Data extracted from a collection
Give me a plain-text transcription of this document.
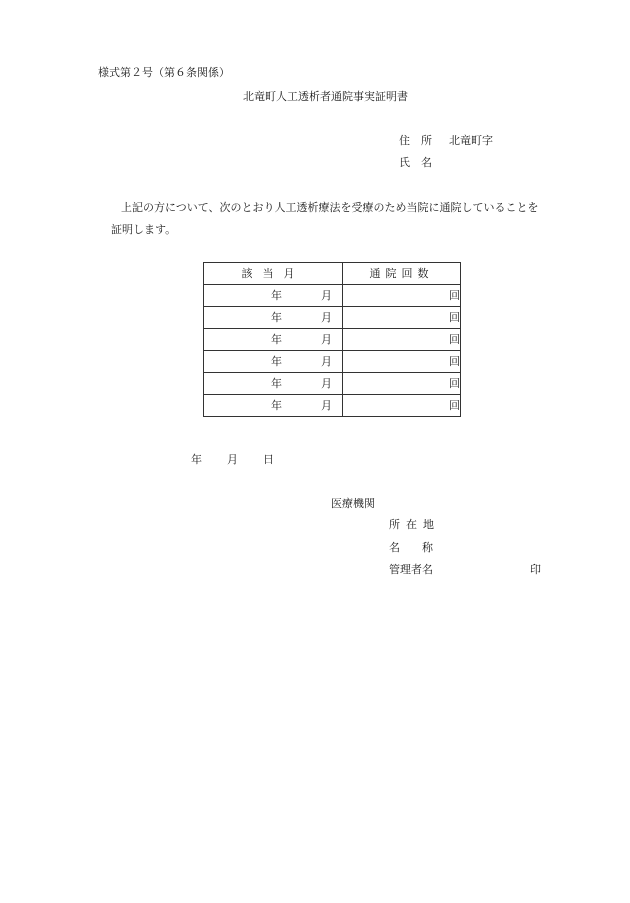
様式第２号（第６条関係）
北竜町人工透析者通院事実証明書
住所 北竜町字
氏名
上記の方について、次のとおり人工透析療法を受療のため当院に通院していることを
証明します。
該当月	通院回数
年 月	回
年 月	回
年 月	回
年 月	回
年 月	回
年 月	回
年 月 日
医療機関
所在地
名称
管理者名	印
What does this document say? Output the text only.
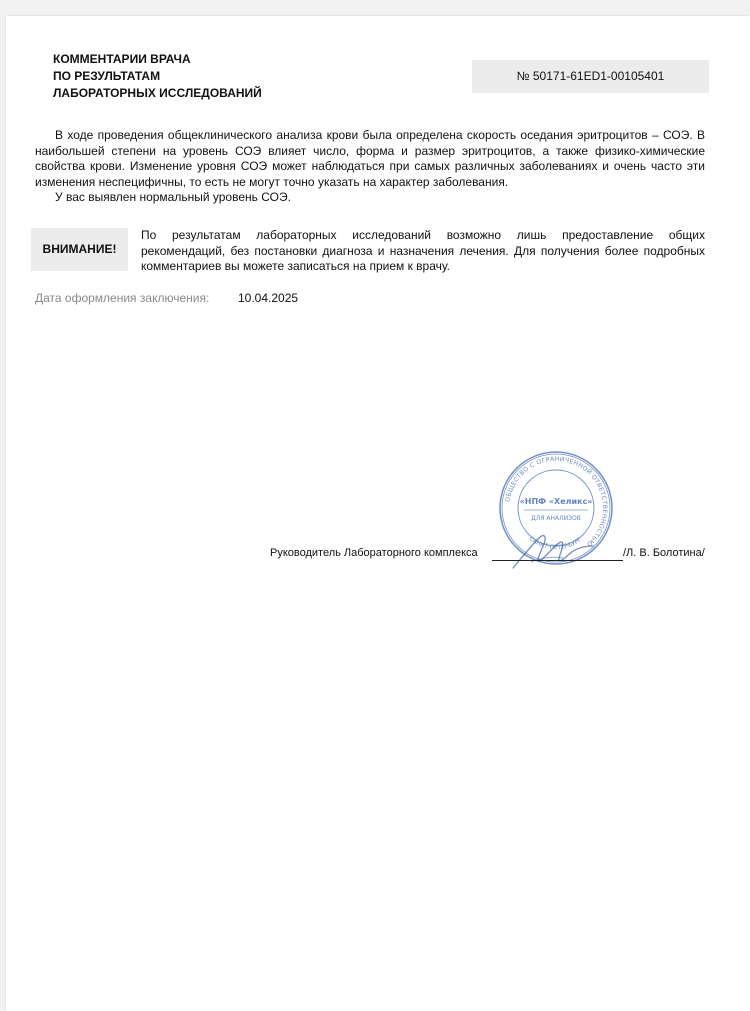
КОММЕНТАРИИ ВРАЧА
ПО РЕЗУЛЬТАТАМ
ЛАБОРАТОРНЫХ ИССЛЕДОВАНИЙ
№ 50171-61ED1-00105401

В ходе проведения общеклинического анализа крови была определена скорость оседания эритроцитов – СОЭ. В наибольшей степени на уровень СОЭ влияет число, форма и размер эритроцитов, а также физико-химические свойства крови. Изменение уровня СОЭ может наблюдаться при самых различных заболеваниях и очень часто эти изменения неспецифичны, то есть не могут точно указать на характер заболевания.

У вас выявлен нормальный уровень СОЭ.

ВНИМАНИЕ!
По результатам лабораторных исследований возможно лишь предоставление общих рекомендаций, без постановки диагноза и назначения лечения. Для получения более подробных комментариев вы можете записаться на прием к врачу.
Дата оформления заключения: 10.04.2025
ОБЩЕСТВО С ОГРАНИЧЕННОЙ ОТВЕТСТВЕННОСТЬЮ
«НПФ «Хеликс»
ДЛЯ АНАЛИЗОВ
САНКТ-ПЕТЕРБУРГ
Руководитель Лабораторного комплекса	/Л. В. Болотина/
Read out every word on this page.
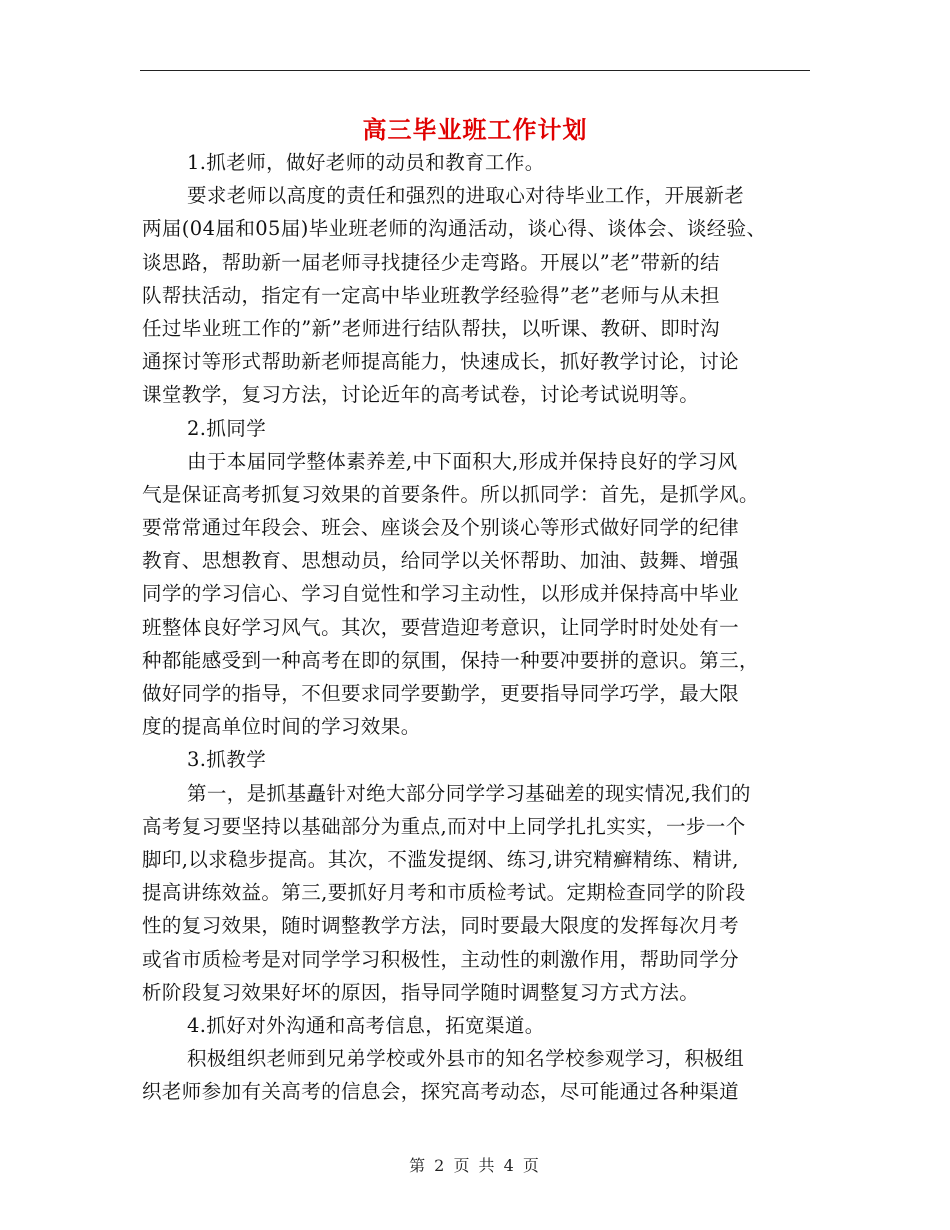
高三毕业班工作计划
1.抓老师，做好老师的动员和教育工作。
要求老师以高度的责任和强烈的进取心对待毕业工作，开展新老
两届(04届和05届)毕业班老师的沟通活动，谈心得、谈体会、谈经验、
谈思路，帮助新一届老师寻找捷径少走弯路。开展以”老”带新的结
队帮扶活动，指定有一定高中毕业班教学经验得”老”老师与从未担
任过毕业班工作的”新”老师进行结队帮扶，以听课、教研、即时沟
通探讨等形式帮助新老师提高能力，快速成长，抓好教学讨论，讨论
课堂教学，复习方法，讨论近年的高考试卷，讨论考试说明等。
2.抓同学
由于本届同学整体素养差,中下面积大,形成并保持良好的学习风
气是保证高考抓复习效果的首要条件。所以抓同学：首先，是抓学风。
要常常通过年段会、班会、座谈会及个别谈心等形式做好同学的纪律
教育、思想教育、思想动员，给同学以关怀帮助、加油、鼓舞、增强
同学的学习信心、学习自觉性和学习主动性，以形成并保持高中毕业
班整体良好学习风气。其次，要营造迎考意识，让同学时时处处有一
种都能感受到一种高考在即的氛围，保持一种要冲要拼的意识。第三，
做好同学的指导，不但要求同学要勤学，更要指导同学巧学，最大限
度的提高单位时间的学习效果。
3.抓教学
第一，是抓基矗针对绝大部分同学学习基础差的现实情况,我们的
高考复习要坚持以基础部分为重点,而对中上同学扎扎实实，一步一个
脚印,以求稳步提高。其次，不滥发提纲、练习,讲究精癣精练、精讲,
提高讲练效益。第三,要抓好月考和市质检考试。定期检查同学的阶段
性的复习效果，随时调整教学方法，同时要最大限度的发挥每次月考
或省市质检考是对同学学习积极性，主动性的刺激作用，帮助同学分
析阶段复习效果好坏的原因，指导同学随时调整复习方式方法。
4.抓好对外沟通和高考信息，拓宽渠道。
积极组织老师到兄弟学校或外县市的知名学校参观学习，积极组
织老师参加有关高考的信息会，探究高考动态，尽可能通过各种渠道
第 2 页 共 4 页
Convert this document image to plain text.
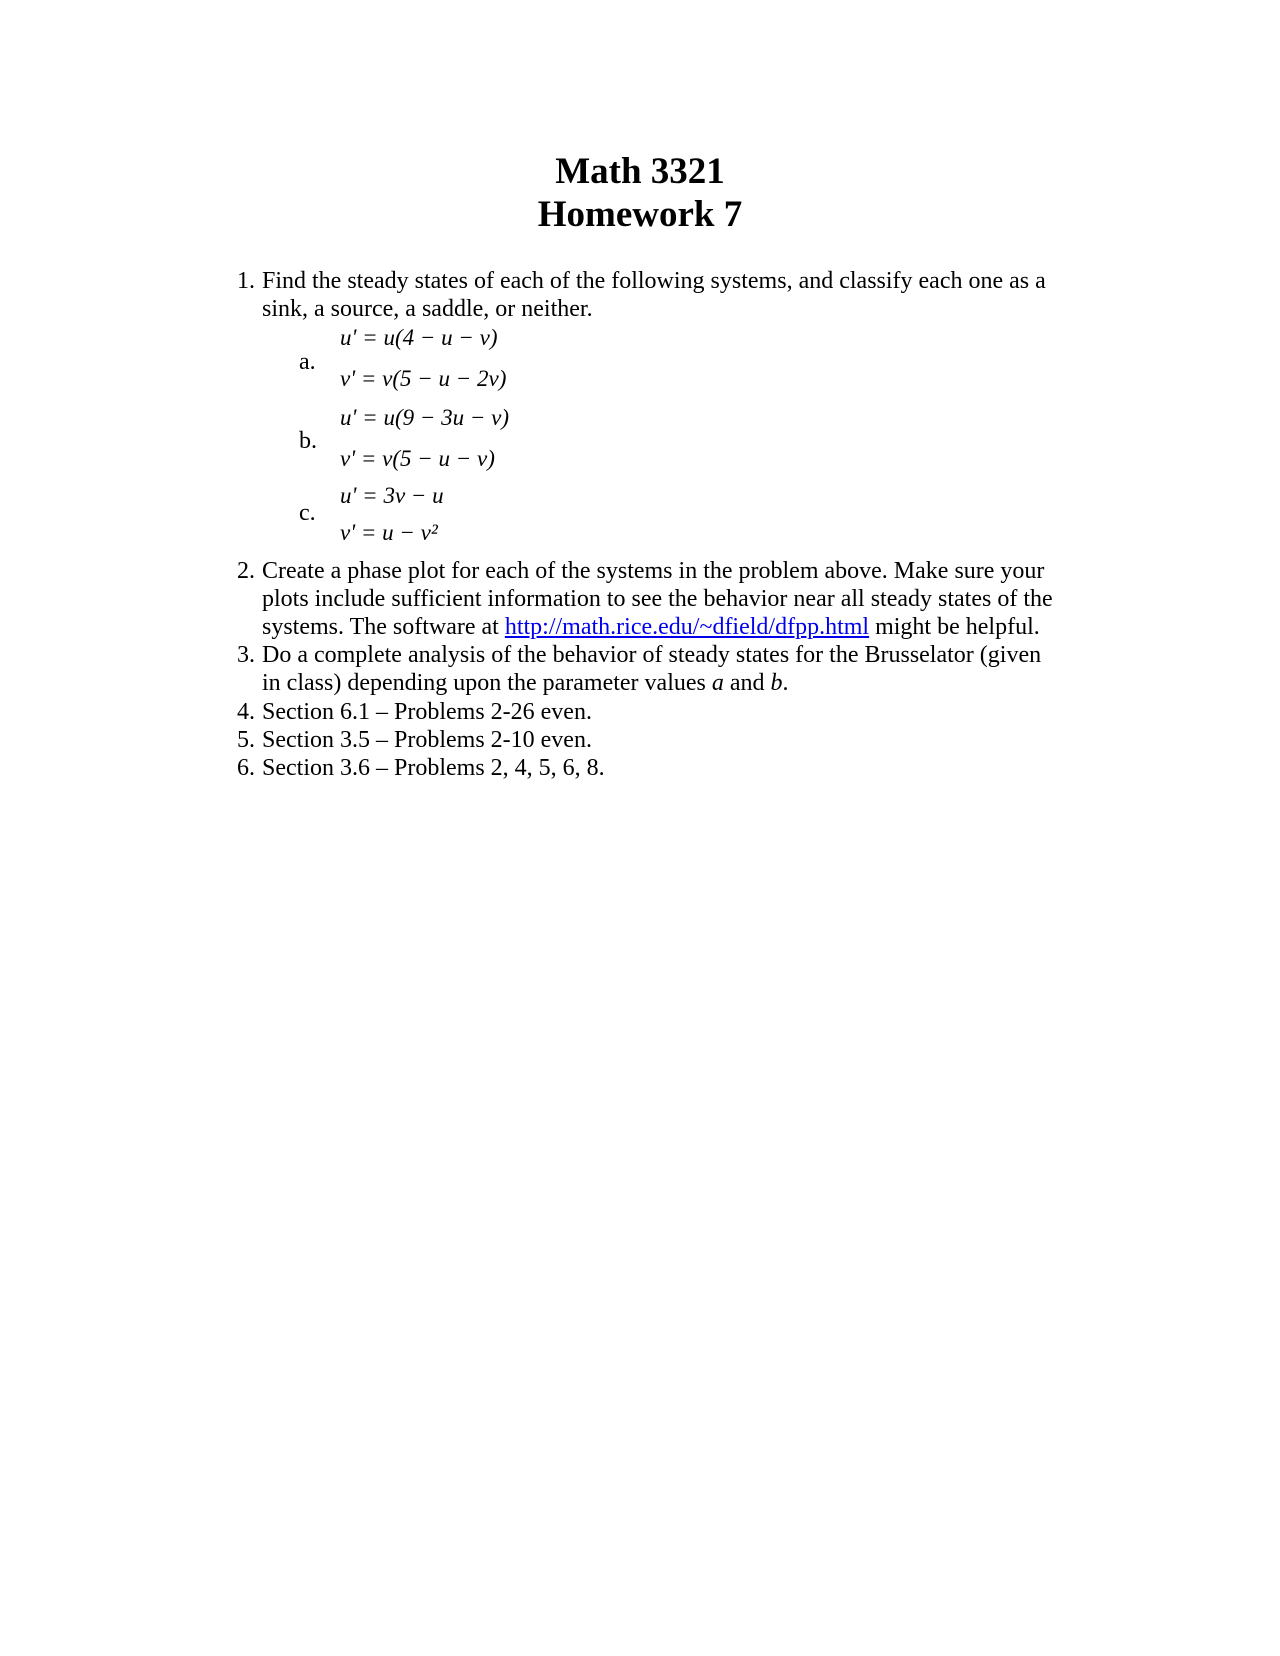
Math 3321
Homework 7
1. Find the steady states of each of the following systems, and classify each one as a
sink, a source, a saddle, or neither.
a.
u' = u(4 − u − v)
v' = v(5 − u − 2v)
b.
u' = u(9 − 3u − v)
v' = v(5 − u − v)
c.
u' = 3v − u
v' = u − v²
2. Create a phase plot for each of the systems in the problem above. Make sure your
plots include sufficient information to see the behavior near all steady states of the
systems. The software at http://math.rice.edu/~dfield/dfpp.html might be helpful.
3. Do a complete analysis of the behavior of steady states for the Brusselator (given
in class) depending upon the parameter values a and b.
4. Section 6.1 – Problems 2-26 even.
5. Section 3.5 – Problems 2-10 even.
6. Section 3.6 – Problems 2, 4, 5, 6, 8.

Requirements: Pick out, from the lines above, every one that contains the string "each".

Result:
1. Find the steady states of each of the following systems, and classify each one as a
2. Create a phase plot for each of the systems in the problem above. Make sure your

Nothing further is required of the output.